■ To be done
Repeat the data word for word. Do not include the pictures.
━━━ Material for this task
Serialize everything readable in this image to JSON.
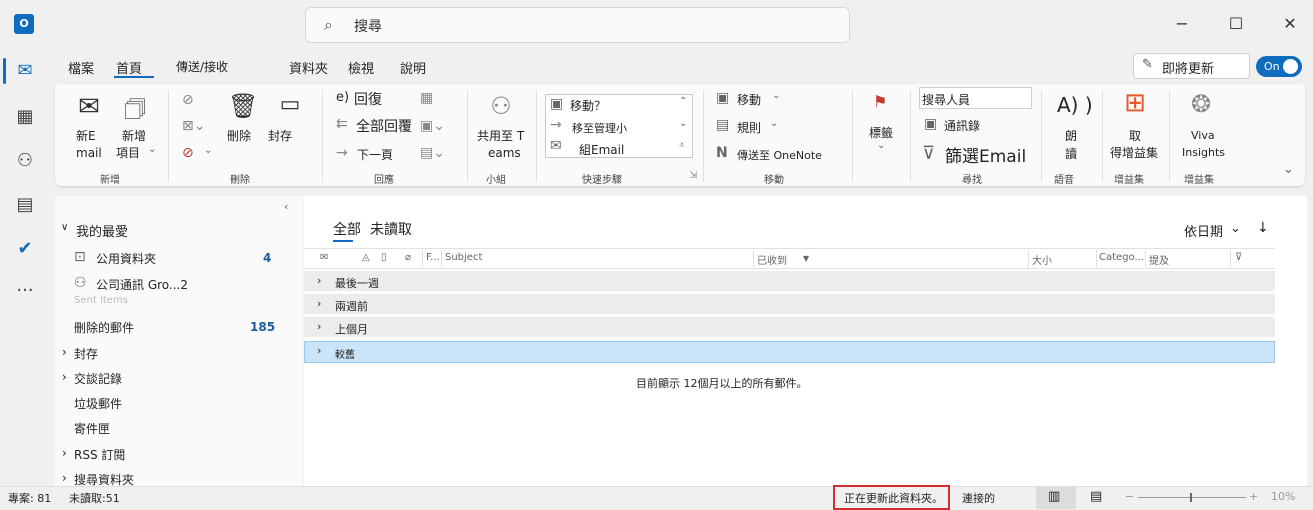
{
  "app": {
    "logo": "O",
    "search_placeholder": "搜尋",
    "window_controls": [
      "−",
      "☐",
      "✕"
    ]
  },
  "tabs": [
    "檔案",
    "首頁",
    "傳送/接收",
    "資料夾",
    "檢視",
    "說明"
  ],
  "toggle": {
    "label": "即將更新",
    "state": "On"
  },
  "ribbon": {
    "new": {
      "new_email": [
        "新E",
        "mail"
      ],
      "new_item": [
        "新增",
        "項目"
      ],
      "group_label": "新增"
    },
    "delete": {
      "delete_label": "刪除",
      "archive_label": "封存",
      "group_label": "刪除"
    },
    "respond": {
      "reply": "回復",
      "reply_prefix": "e)",
      "reply_all": "全部回覆",
      "forward": "下一頁",
      "group_label": "回應"
    },
    "teams": {
      "label": [
        "共用至 T",
        "eams"
      ],
      "group_label": "小組"
    },
    "quicksteps": {
      "items": [
        "移動？",
        "移至管理小",
        "組Email"
      ],
      "group_label": "快速步驟"
    },
    "move": {
      "move": "移動",
      "rules": "規則",
      "onenote": "傳送至 OneNote",
      "group_label": "移動"
    },
    "tags": {
      "label": "標籤"
    },
    "find": {
      "search_people": "搜尋人員",
      "address_book": "通訊錄",
      "filter_email": "篩選Email",
      "group_label": "尋找"
    },
    "speech": {
      "icon_text": "A) )",
      "label": [
        "朗",
        "讀"
      ],
      "group_label": "語音"
    },
    "addins": {
      "label": [
        "取",
        "得增益集"
      ],
      "group_label": "增益集"
    },
    "viva": {
      "label": [
        "Viva",
        "Insights"
      ],
      "group_label": "增益集"
    }
  },
  "folders": {
    "favorites_header": "我的最愛",
    "items": [
      {
        "label": "公用資料夾",
        "count": "4"
      },
      {
        "label": "公司通訊 Gro...2",
        "count": ""
      },
      {
        "label": "刪除的郵件",
        "count": "185"
      },
      {
        "label": "封存",
        "count": ""
      },
      {
        "label": "交談記錄",
        "count": ""
      },
      {
        "label": "垃圾郵件",
        "count": ""
      },
      {
        "label": "寄件匣",
        "count": ""
      },
      {
        "label": "RSS 訂閱",
        "count": ""
      },
      {
        "label": "搜尋資料夾",
        "count": ""
      }
    ],
    "ghost_label": "Sent Items"
  },
  "msglist": {
    "filter_all": "全部",
    "filter_unread": "未讀取",
    "sort_label": "依日期",
    "columns": {
      "flag_f": "F...",
      "subject": "Subject",
      "received": "已收到",
      "size": "大小",
      "categories": "Catego...",
      "mention": "提及"
    },
    "groups": [
      "最後一週",
      "兩週前",
      "上個月",
      "較舊"
    ],
    "footer_note": "目前顯示 12個月以上的所有郵件。"
  },
  "status": {
    "items": "專案: 81",
    "unread": "未讀取:51",
    "updating": "正在更新此資料夾。",
    "connected": "連接的",
    "zoom": "10%"
  }
}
━━━━━━
■ Result
Serialize everything readable in this image to JSON.
{
  "app": {
    "logo": "O",
    "search_placeholder": "搜尋",
    "window_controls": [
      "−",
      "☐",
      "✕"
    ]
  },
  "tabs": [
    "檔案",
    "首頁",
    "傳送/接收",
    "資料夾",
    "檢視",
    "說明"
  ],
  "toggle": {
    "label": "即將更新",
    "state": "On"
  },
  "ribbon": {
    "new": {
      "new_email": [
        "新E",
        "mail"
      ],
      "new_item": [
        "新增",
        "項目"
      ],
      "group_label": "新增"
    },
    "delete": {
      "delete_label": "刪除",
      "archive_label": "封存",
      "group_label": "刪除"
    },
    "respond": {
      "reply": "回復",
      "reply_prefix": "e)",
      "reply_all": "全部回覆",
      "forward": "下一頁",
      "group_label": "回應"
    },
    "teams": {
      "label": [
        "共用至 T",
        "eams"
      ],
      "group_label": "小組"
    },
    "quicksteps": {
      "items": [
        "移動？",
        "移至管理小",
        "組Email"
      ],
      "group_label": "快速步驟"
    },
    "move": {
      "move": "移動",
      "rules": "規則",
      "onenote": "傳送至 OneNote",
      "group_label": "移動"
    },
    "tags": {
      "label": "標籤"
    },
    "find": {
      "search_people": "搜尋人員",
      "address_book": "通訊錄",
      "filter_email": "篩選Email",
      "group_label": "尋找"
    },
    "speech": {
      "icon_text": "A) )",
      "label": [
        "朗",
        "讀"
      ],
      "group_label": "語音"
    },
    "addins": {
      "label": [
        "取",
        "得增益集"
      ],
      "group_label": "增益集"
    },
    "viva": {
      "label": [
        "Viva",
        "Insights"
      ],
      "group_label": "增益集"
    }
  },
  "folders": {
    "favorites_header": "我的最愛",
    "items": [
      {
        "label": "公用資料夾",
        "count": "4"
      },
      {
        "label": "公司通訊 Gro...2",
        "count": ""
      },
      {
        "label": "刪除的郵件",
        "count": "185"
      },
      {
        "label": "封存",
        "count": ""
      },
      {
        "label": "交談記錄",
        "count": ""
      },
      {
        "label": "垃圾郵件",
        "count": ""
      },
      {
        "label": "寄件匣",
        "count": ""
      },
      {
        "label": "RSS 訂閱",
        "count": ""
      },
      {
        "label": "搜尋資料夾",
        "count": ""
      }
    ],
    "ghost_label": "Sent Items"
  },
  "msglist": {
    "filter_all": "全部",
    "filter_unread": "未讀取",
    "sort_label": "依日期",
    "columns": {
      "flag_f": "F...",
      "subject": "Subject",
      "received": "已收到",
      "size": "大小",
      "categories": "Catego...",
      "mention": "提及"
    },
    "groups": [
      "最後一週",
      "兩週前",
      "上個月",
      "較舊"
    ],
    "footer_note": "目前顯示 12個月以上的所有郵件。"
  },
  "status": {
    "items": "專案: 81",
    "unread": "未讀取:51",
    "updating": "正在更新此資料夾。",
    "connected": "連接的",
    "zoom": "10%"
  }
}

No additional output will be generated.